▸ **Requirements**
Your task is to repeat the listing exactly.

>> start

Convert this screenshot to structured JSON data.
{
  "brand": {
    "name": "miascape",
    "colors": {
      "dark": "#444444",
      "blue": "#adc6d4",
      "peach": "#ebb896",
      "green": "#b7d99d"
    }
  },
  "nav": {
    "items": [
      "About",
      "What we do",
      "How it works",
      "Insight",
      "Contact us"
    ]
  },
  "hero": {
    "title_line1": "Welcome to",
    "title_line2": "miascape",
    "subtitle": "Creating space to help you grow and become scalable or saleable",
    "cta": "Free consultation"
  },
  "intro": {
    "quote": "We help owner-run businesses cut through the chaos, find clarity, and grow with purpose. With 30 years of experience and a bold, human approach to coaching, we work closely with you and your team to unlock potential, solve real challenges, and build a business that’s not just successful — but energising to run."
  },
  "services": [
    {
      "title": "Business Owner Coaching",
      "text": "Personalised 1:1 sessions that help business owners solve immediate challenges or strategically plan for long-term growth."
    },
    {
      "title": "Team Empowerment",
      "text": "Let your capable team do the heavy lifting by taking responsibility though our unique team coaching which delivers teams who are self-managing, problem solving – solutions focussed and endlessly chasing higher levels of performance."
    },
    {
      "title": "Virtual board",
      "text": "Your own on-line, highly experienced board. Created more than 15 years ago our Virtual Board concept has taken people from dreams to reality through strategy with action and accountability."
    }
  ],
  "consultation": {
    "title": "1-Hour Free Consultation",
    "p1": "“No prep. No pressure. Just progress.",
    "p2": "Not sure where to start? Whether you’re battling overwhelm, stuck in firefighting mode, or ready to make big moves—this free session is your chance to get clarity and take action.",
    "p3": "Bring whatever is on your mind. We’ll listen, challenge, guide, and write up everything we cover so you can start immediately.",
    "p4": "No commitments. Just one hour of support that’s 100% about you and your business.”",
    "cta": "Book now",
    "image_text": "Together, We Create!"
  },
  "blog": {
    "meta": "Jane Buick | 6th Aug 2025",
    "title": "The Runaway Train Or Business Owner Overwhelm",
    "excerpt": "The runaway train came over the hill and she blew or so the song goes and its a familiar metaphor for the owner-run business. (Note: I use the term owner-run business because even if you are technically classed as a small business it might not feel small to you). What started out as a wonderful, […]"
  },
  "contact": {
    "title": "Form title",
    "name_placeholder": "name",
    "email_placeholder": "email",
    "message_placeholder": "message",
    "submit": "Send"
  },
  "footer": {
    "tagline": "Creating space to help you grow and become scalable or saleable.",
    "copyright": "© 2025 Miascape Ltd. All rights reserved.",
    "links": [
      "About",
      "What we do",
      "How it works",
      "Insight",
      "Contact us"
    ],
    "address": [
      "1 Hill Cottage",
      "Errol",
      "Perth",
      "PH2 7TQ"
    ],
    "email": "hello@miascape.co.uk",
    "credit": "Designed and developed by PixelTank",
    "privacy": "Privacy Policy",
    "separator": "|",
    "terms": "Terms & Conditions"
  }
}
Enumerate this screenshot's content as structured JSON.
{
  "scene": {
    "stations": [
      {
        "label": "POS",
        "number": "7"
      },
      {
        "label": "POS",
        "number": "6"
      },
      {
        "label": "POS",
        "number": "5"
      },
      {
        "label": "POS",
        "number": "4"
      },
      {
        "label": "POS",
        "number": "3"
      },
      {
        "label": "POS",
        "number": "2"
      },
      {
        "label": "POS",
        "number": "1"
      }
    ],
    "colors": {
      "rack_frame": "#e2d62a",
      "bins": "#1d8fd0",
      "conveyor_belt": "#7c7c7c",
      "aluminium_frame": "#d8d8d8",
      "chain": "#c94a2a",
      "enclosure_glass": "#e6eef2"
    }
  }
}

>> end

▸ **Exercise output**
Convert this screenshot to structured JSON data.
{
  "brand": {
    "name": "miascape",
    "colors": {
      "dark": "#444444",
      "blue": "#adc6d4",
      "peach": "#ebb896",
      "green": "#b7d99d"
    }
  },
  "nav": {
    "items": [
      "About",
      "What we do",
      "How it works",
      "Insight",
      "Contact us"
    ]
  },
  "hero": {
    "title_line1": "Welcome to",
    "title_line2": "miascape",
    "subtitle": "Creating space to help you grow and become scalable or saleable",
    "cta": "Free consultation"
  },
  "intro": {
    "quote": "We help owner-run businesses cut through the chaos, find clarity, and grow with purpose. With 30 years of experience and a bold, human approach to coaching, we work closely with you and your team to unlock potential, solve real challenges, and build a business that’s not just successful — but energising to run."
  },
  "services": [
    {
      "title": "Business Owner Coaching",
      "text": "Personalised 1:1 sessions that help business owners solve immediate challenges or strategically plan for long-term growth."
    },
    {
      "title": "Team Empowerment",
      "text": "Let your capable team do the heavy lifting by taking responsibility though our unique team coaching which delivers teams who are self-managing, problem solving – solutions focussed and endlessly chasing higher levels of performance."
    },
    {
      "title": "Virtual board",
      "text": "Your own on-line, highly experienced board. Created more than 15 years ago our Virtual Board concept has taken people from dreams to reality through strategy with action and accountability."
    }
  ],
  "consultation": {
    "title": "1-Hour Free Consultation",
    "p1": "“No prep. No pressure. Just progress.",
    "p2": "Not sure where to start? Whether you’re battling overwhelm, stuck in firefighting mode, or ready to make big moves—this free session is your chance to get clarity and take action.",
    "p3": "Bring whatever is on your mind. We’ll listen, challenge, guide, and write up everything we cover so you can start immediately.",
    "p4": "No commitments. Just one hour of support that’s 100% about you and your business.”",
    "cta": "Book now",
    "image_text": "Together, We Create!"
  },
  "blog": {
    "meta": "Jane Buick | 6th Aug 2025",
    "title": "The Runaway Train Or Business Owner Overwhelm",
    "excerpt": "The runaway train came over the hill and she blew or so the song goes and its a familiar metaphor for the owner-run business. (Note: I use the term owner-run business because even if you are technically classed as a small business it might not feel small to you). What started out as a wonderful, […]"
  },
  "contact": {
    "title": "Form title",
    "name_placeholder": "name",
    "email_placeholder": "email",
    "message_placeholder": "message",
    "submit": "Send"
  },
  "footer": {
    "tagline": "Creating space to help you grow and become scalable or saleable.",
    "copyright": "© 2025 Miascape Ltd. All rights reserved.",
    "links": [
      "About",
      "What we do",
      "How it works",
      "Insight",
      "Contact us"
    ],
    "address": [
      "1 Hill Cottage",
      "Errol",
      "Perth",
      "PH2 7TQ"
    ],
    "email": "hello@miascape.co.uk",
    "credit": "Designed and developed by PixelTank",
    "privacy": "Privacy Policy",
    "separator": "|",
    "terms": "Terms & Conditions"
  }
}
Enumerate this screenshot's content as structured JSON.
{
  "scene": {
    "stations": [
      {
        "label": "POS",
        "number": "7"
      },
      {
        "label": "POS",
        "number": "6"
      },
      {
        "label": "POS",
        "number": "5"
      },
      {
        "label": "POS",
        "number": "4"
      },
      {
        "label": "POS",
        "number": "3"
      },
      {
        "label": "POS",
        "number": "2"
      },
      {
        "label": "POS",
        "number": "1"
      }
    ],
    "colors": {
      "rack_frame": "#e2d62a",
      "bins": "#1d8fd0",
      "conveyor_belt": "#7c7c7c",
      "aluminium_frame": "#d8d8d8",
      "chain": "#c94a2a",
      "enclosure_glass": "#e6eef2"
    }
  }
}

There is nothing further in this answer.